• [Provided passage]
■ ■ ■

Newspaper headlines: Boris Johnson's Brexit letter makes headlines

Many papers adopt a scornful tone when reporting events in Parliament, where a special weekend sitting resulted in Boris Johnson's Brexit plan being frustrated by MPs.

"Super Saturday? Make that Superfluous Saturday," says Sunday Telegraph sketchwriter Michael Deacon. He argues the outcome represented "the entire Brexit process in microcosm".

"Hysterical build-up. Media frenzy. Promises to the public that this was the moment of truth. And then, at the last minute, MPs once again agree to put off the big decision for another day," he writes.

"The House of Fools", reads the Mail on Sunday's front-page headline, above photographs of four of the "posturing MPs" who it says "subjected us to yet more agonising delay". They are Labour leader Jeremy Corbyn, Sir Oliver Letwin who tabled the amendment to "withhold approval" for the prime minister's Brexit deal, Commons Speaker John Bercow and former Chancellor Philip Hammond.

■ ■ ■

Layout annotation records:
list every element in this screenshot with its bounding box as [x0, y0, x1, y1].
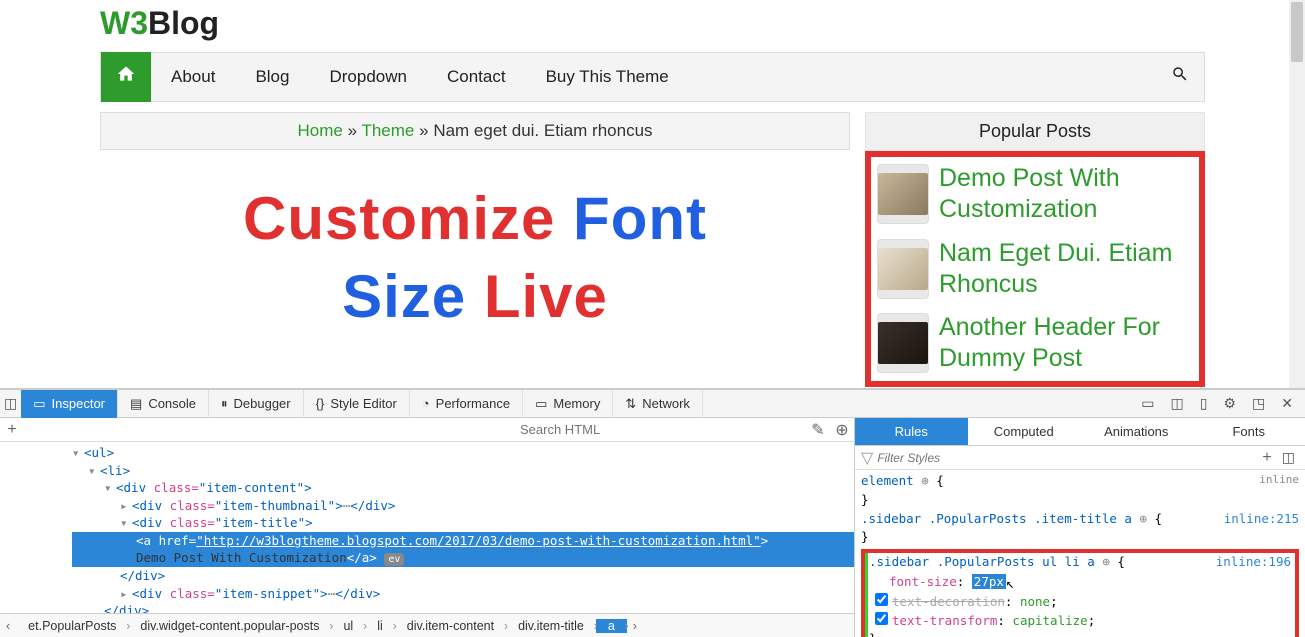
tab-debugger[interactable]: ⏸Debugger [209, 390, 304, 418]
selected-node[interactable]: <a href="http://w3blogtheme.blogspot.com… [72, 532, 854, 550]
rule-source[interactable]: inline [1259, 472, 1299, 491]
logo-blog: Blog [148, 5, 219, 41]
rtab-fonts[interactable]: Fonts [1193, 418, 1305, 445]
filter-icon: ▽ [861, 448, 873, 468]
rtab-computed[interactable]: Computed [968, 418, 1081, 445]
settings-icon[interactable]: ⚙ [1219, 393, 1240, 414]
breadcrumb-theme[interactable]: Theme [361, 121, 414, 140]
crumb-item[interactable]: div.widget-content.popular-posts [128, 619, 331, 633]
devtools-tabs: ◫ ▭Inspector ▤Console ⏸Debugger {}Style … [0, 390, 1305, 418]
tab-network[interactable]: ⇅Network [613, 390, 703, 418]
nav-contact[interactable]: Contact [427, 67, 526, 87]
popular-post-link[interactable]: Nam Eget Dui. Etiam Rhoncus [939, 238, 1193, 301]
popular-post-item: Another Header For Dummy Post [877, 312, 1193, 375]
tab-memory[interactable]: ▭Memory [523, 390, 613, 418]
popular-post-item: Demo Post With Customization [877, 163, 1193, 226]
inspector-icon: ▭ [33, 396, 45, 412]
crumb-left-arrow[interactable]: ‹ [0, 619, 16, 633]
sidebar-header: Popular Posts [865, 112, 1205, 151]
tab-performance[interactable]: ◔Performance [410, 390, 523, 418]
tab-style-editor[interactable]: {}Style Editor [304, 390, 410, 418]
nav-about[interactable]: About [151, 67, 235, 87]
tab-inspector[interactable]: ▭Inspector [21, 390, 118, 418]
tab-console[interactable]: ▤Console [118, 390, 209, 418]
main-nav: About Blog Dropdown Contact Buy This The… [100, 52, 1205, 102]
hero-word-4: Live [484, 263, 608, 330]
breadcrumb-sep: » [348, 121, 357, 140]
network-icon: ⇅ [625, 396, 636, 412]
cursor-icon: ↖ [1006, 574, 1014, 595]
dock-icon[interactable]: ▯ [1196, 393, 1212, 414]
hero-word-2: Font [573, 185, 707, 252]
site-logo[interactable]: W3Blog [100, 0, 1305, 47]
memory-icon: ▭ [535, 396, 547, 412]
console-icon: ▤ [130, 396, 142, 412]
highlighted-rule: .sidebar .PopularPosts ul li a ⊕ {inline… [861, 549, 1299, 637]
popular-posts-highlight: Demo Post With Customization Nam Eget Du… [865, 151, 1205, 387]
breadcrumb: Home » Theme » Nam eget dui. Etiam rhonc… [100, 112, 850, 150]
perf-icon: ◔ [422, 396, 430, 411]
iframe-picker-icon[interactable]: ◫ [0, 393, 21, 414]
crumb-item[interactable]: div.item-title [506, 619, 596, 633]
edit-icon[interactable]: ✎ [806, 420, 830, 440]
crumb-item[interactable]: et.PopularPosts [16, 619, 128, 633]
prop-checkbox[interactable] [875, 612, 888, 625]
search-html-input[interactable] [514, 420, 806, 439]
debugger-icon: ⏸ [221, 396, 228, 412]
editing-value[interactable]: 27px [972, 574, 1006, 589]
popular-post-link[interactable]: Another Header For Dummy Post [939, 312, 1193, 375]
popular-post-link[interactable]: Demo Post With Customization [939, 163, 1193, 226]
crumb-right-arrow[interactable]: › [627, 619, 643, 633]
html-tree[interactable]: ▾<ul> ▾<li> ▾<div class="item-content"> … [0, 442, 854, 613]
hero-word-1: Customize [243, 185, 555, 252]
css-rules[interactable]: element ⊕ {inline } .sidebar .PopularPos… [855, 470, 1305, 637]
rtab-animations[interactable]: Animations [1080, 418, 1193, 445]
post-thumbnail[interactable] [877, 239, 929, 299]
inspector-right-pane: Rules Computed Animations Fonts ▽ + ◫ el… [855, 418, 1305, 637]
filter-styles-input[interactable] [877, 451, 1256, 465]
eyedropper-icon[interactable]: ⊕ [830, 420, 854, 440]
post-thumbnail[interactable] [877, 313, 929, 373]
breadcrumb-sep: » [419, 121, 428, 140]
logo-w3: W3 [100, 5, 148, 41]
breadcrumb-path: ‹ et.PopularPosts div.widget-content.pop… [0, 613, 854, 637]
responsive-icon[interactable]: ▭ [1137, 393, 1158, 414]
add-element-icon[interactable]: + [0, 421, 24, 439]
breadcrumb-home[interactable]: Home [297, 121, 342, 140]
rule-source[interactable]: inline:215 [1224, 510, 1299, 529]
hero-word-3: Size [342, 263, 466, 330]
nav-blog[interactable]: Blog [235, 67, 309, 87]
style-icon: {} [316, 396, 325, 411]
prop-checkbox[interactable] [875, 593, 888, 606]
popout-icon[interactable]: ◳ [1248, 393, 1269, 414]
breadcrumb-current: Nam eget dui. Etiam rhoncus [433, 121, 652, 140]
post-thumbnail[interactable] [877, 164, 929, 224]
crumb-item[interactable]: li [365, 619, 395, 633]
add-rule-icon[interactable]: + [1256, 449, 1277, 467]
event-badge[interactable]: ev [384, 553, 404, 566]
sidebar: Popular Posts Demo Post With Customizati… [865, 112, 1205, 387]
search-icon[interactable] [1171, 65, 1189, 89]
inspector-left-pane: + ✎ ⊕ ▾<ul> ▾<li> ▾<div class="item-cont… [0, 418, 855, 637]
nav-buy[interactable]: Buy This Theme [526, 67, 689, 87]
split-icon[interactable]: ◫ [1167, 393, 1188, 414]
nav-home-button[interactable] [101, 52, 151, 102]
crumb-item[interactable]: div.item-content [395, 619, 506, 633]
toggle-pseudo-icon[interactable]: ◫ [1278, 447, 1299, 468]
page-scrollbar[interactable] [1289, 0, 1305, 388]
rtab-rules[interactable]: Rules [855, 418, 968, 445]
close-icon[interactable]: ✕ [1277, 393, 1297, 414]
crumb-item[interactable]: ul [331, 619, 365, 633]
devtools-panel: ◫ ▭Inspector ▤Console ⏸Debugger {}Style … [0, 388, 1305, 637]
popular-post-item: Nam Eget Dui. Etiam Rhoncus [877, 238, 1193, 301]
hero-text: Customize Font Size Live [100, 180, 850, 336]
nav-dropdown[interactable]: Dropdown [309, 67, 427, 87]
home-icon [116, 64, 136, 90]
rule-source[interactable]: inline:196 [1216, 553, 1291, 572]
crumb-item-active[interactable]: a [596, 619, 627, 633]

■ ■ ■

• [Your objective]
In the newspaper headlines text, write out the passage from "Newspaper headlines: Boris" to "frustrated by MPs.", copying it word for word.

• [Exercise solution]
Newspaper headlines: Boris Johnson's Brexit letter makes headlines

Many papers adopt a scornful tone when reporting events in Parliament, where a special weekend sitting resulted in Boris Johnson's Brexit plan being frustrated by MPs.